## Given instruction
In the listing below, locate the lines that hold "relació" and copy them.

## Material to process
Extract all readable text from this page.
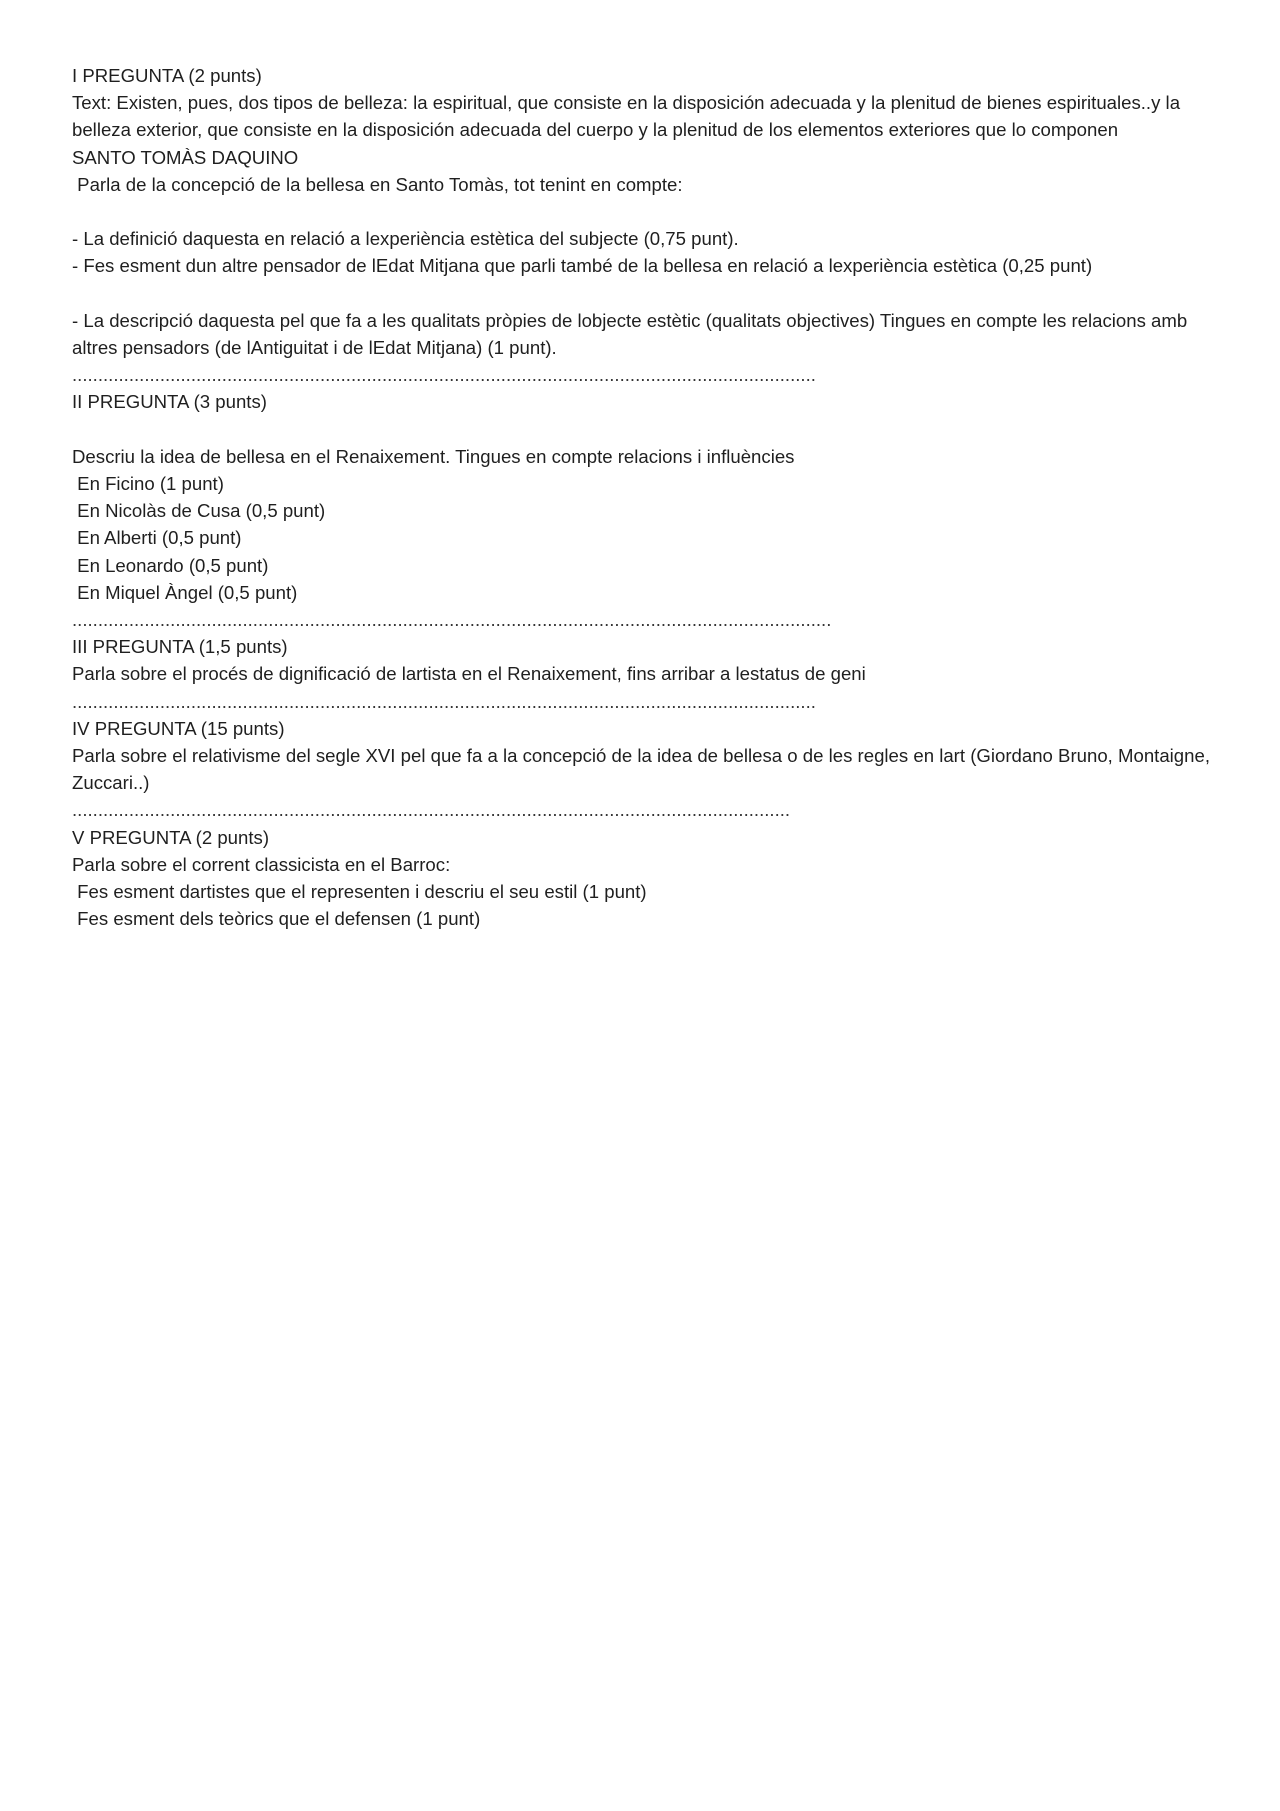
I PREGUNTA (2 punts)
Text: Existen, pues, dos tipos de belleza: la espiritual, que consiste en la disposición adecuada y la plenitud de bienes espirituales..y la belleza exterior, que consiste en la disposición adecuada del cuerpo y la plenitud de los elementos exteriores que lo componen
SANTO TOMÀS DAQUINO
Parla de la concepció de la bellesa en Santo Tomàs, tot tenint en compte:
- La definició daquesta en relació a lexperiència estètica del subjecte (0,75 punt).
- Fes esment dun altre pensador de lEdat Mitjana que parli també de la bellesa en relació a lexperiència estètica (0,25 punt)
- La descripció daquesta pel que fa a les qualitats pròpies de lobjecte estètic (qualitats objectives) Tingues en compte les relacions amb altres pensadors (de lAntiguitat i de lEdat Mitjana) (1 punt).
................................................................................................................................................
II PREGUNTA (3 punts)
Descriu la idea de bellesa en el Renaixement. Tingues en compte relacions i influències
En Ficino (1 punt)
En Nicolàs de Cusa (0,5 punt)
En Alberti (0,5 punt)
En Leonardo (0,5 punt)
En Miquel Àngel (0,5 punt)
...................................................................................................................................................
III PREGUNTA (1,5 punts)
Parla sobre el procés de dignificació de lartista en el Renaixement, fins arribar a lestatus de geni
................................................................................................................................................
IV PREGUNTA (15 punts)
Parla sobre el relativisme del segle XVI pel que fa a la concepció de la idea de bellesa o de les regles en lart (Giordano Bruno, Montaigne, Zuccari..)
...........................................................................................................................................
V PREGUNTA (2 punts)
Parla sobre el corrent classicista en el Barroc:
Fes esment dartistes que el representen i descriu el seu estil (1 punt)
Fes esment dels teòrics que el defensen (1 punt)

## Problem solution
- La definició daquesta en relació a lexperiència estètica del subjecte (0,75 punt).
- Fes esment dun altre pensador de lEdat Mitjana que parli també de la bellesa en relació a lexperiència estètica (0,25 punt)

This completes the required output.